- _Directions for this task_
Scan the lines below; pull out those with "that".

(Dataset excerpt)
◇ ◇ ◇ ◇
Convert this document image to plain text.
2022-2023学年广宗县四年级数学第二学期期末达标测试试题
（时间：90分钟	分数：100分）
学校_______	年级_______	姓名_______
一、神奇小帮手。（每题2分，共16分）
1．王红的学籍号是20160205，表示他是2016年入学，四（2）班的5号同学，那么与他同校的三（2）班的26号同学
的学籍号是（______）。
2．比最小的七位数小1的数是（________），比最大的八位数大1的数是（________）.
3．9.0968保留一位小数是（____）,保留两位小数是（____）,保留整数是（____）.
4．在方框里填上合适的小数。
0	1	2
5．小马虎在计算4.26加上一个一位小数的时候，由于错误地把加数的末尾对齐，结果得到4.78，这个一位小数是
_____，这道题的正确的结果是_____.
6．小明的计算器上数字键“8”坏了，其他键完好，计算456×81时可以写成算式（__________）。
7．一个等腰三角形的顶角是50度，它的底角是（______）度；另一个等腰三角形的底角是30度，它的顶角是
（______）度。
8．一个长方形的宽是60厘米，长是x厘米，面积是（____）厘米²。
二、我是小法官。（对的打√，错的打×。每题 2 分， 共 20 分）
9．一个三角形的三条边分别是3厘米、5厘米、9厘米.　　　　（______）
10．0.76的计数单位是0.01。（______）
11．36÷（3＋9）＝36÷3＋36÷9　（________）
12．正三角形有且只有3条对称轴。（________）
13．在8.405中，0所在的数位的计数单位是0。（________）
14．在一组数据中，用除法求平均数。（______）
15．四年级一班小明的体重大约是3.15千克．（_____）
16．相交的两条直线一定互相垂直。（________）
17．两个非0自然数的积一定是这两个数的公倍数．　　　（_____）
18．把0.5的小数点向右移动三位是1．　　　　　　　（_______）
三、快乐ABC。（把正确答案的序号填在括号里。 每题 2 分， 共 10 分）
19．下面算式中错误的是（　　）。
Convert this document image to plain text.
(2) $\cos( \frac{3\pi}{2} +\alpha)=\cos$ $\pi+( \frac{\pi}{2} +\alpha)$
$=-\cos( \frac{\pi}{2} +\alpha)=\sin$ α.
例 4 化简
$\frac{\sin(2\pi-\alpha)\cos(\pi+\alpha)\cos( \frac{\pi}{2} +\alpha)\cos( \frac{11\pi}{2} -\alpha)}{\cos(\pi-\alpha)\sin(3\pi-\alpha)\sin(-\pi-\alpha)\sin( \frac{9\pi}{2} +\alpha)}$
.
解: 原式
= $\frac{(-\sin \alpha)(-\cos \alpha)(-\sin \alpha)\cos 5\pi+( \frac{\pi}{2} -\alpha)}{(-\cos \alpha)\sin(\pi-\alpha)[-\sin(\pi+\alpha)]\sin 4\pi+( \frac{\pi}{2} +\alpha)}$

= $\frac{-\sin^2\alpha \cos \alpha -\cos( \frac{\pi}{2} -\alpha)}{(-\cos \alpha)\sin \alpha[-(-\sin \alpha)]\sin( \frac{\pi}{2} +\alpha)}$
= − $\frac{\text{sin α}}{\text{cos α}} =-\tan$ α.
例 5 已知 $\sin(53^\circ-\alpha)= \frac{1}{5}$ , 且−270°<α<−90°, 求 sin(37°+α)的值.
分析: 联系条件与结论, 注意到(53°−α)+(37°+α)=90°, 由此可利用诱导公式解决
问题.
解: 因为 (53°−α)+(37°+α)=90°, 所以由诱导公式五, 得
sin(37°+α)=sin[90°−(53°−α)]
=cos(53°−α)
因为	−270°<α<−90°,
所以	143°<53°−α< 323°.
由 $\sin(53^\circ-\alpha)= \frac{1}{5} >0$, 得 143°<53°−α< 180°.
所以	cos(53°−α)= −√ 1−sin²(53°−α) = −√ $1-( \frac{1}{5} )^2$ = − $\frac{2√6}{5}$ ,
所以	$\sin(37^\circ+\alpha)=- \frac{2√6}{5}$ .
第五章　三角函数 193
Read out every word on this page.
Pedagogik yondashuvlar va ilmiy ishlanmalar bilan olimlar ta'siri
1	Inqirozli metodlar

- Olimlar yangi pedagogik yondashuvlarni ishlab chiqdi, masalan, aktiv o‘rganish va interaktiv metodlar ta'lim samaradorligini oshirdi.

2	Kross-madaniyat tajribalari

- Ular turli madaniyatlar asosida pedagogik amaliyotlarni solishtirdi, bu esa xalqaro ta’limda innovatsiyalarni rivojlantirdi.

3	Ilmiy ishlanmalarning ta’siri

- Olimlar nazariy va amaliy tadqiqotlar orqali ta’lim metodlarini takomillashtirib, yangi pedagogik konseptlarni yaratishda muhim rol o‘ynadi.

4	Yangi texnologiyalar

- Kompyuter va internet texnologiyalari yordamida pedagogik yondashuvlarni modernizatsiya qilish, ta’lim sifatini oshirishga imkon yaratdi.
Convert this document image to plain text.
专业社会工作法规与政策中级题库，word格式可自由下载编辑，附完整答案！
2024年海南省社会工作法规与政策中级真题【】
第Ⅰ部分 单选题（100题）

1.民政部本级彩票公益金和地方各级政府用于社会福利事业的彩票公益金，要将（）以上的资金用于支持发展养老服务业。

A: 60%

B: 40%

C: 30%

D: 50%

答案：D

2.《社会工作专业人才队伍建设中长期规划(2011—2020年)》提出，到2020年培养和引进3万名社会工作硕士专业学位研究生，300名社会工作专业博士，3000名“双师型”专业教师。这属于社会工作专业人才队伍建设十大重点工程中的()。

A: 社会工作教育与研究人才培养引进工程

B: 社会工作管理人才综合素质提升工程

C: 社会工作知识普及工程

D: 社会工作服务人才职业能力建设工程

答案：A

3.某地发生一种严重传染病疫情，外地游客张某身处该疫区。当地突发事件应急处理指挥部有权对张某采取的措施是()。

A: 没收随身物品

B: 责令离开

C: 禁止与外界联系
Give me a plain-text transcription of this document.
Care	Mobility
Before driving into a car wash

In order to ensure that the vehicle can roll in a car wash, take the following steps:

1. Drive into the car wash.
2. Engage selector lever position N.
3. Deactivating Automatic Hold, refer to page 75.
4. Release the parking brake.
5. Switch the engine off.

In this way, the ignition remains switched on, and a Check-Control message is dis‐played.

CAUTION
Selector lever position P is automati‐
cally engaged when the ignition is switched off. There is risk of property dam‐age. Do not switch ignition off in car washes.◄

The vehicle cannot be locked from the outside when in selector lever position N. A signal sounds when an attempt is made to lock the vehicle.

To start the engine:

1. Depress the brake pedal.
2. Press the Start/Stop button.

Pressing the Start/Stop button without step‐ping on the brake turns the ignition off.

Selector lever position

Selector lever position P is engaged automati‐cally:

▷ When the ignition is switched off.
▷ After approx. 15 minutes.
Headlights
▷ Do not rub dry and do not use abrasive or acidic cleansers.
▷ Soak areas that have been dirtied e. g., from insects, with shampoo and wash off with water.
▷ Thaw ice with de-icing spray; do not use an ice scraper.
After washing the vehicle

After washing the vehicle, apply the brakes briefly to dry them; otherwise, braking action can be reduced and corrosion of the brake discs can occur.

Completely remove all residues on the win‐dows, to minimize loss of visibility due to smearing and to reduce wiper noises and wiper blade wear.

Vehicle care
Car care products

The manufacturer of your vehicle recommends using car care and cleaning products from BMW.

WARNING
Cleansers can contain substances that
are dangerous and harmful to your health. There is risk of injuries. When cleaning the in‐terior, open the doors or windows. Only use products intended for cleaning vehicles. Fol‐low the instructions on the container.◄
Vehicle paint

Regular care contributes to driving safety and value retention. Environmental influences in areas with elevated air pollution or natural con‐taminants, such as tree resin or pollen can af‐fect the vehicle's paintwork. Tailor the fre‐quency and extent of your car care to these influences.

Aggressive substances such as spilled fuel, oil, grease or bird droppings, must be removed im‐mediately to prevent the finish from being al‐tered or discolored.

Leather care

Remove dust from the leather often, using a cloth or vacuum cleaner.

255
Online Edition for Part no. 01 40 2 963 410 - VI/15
◇ ◇ ◇ ◇
- _Solution to the exercise_
In order to ensure that the vehicle can roll in a car wash, take the following steps:
▷ Soak areas that have been dirtied e. g., from insects, with shampoo and wash off with water.
Cleansers can contain substances that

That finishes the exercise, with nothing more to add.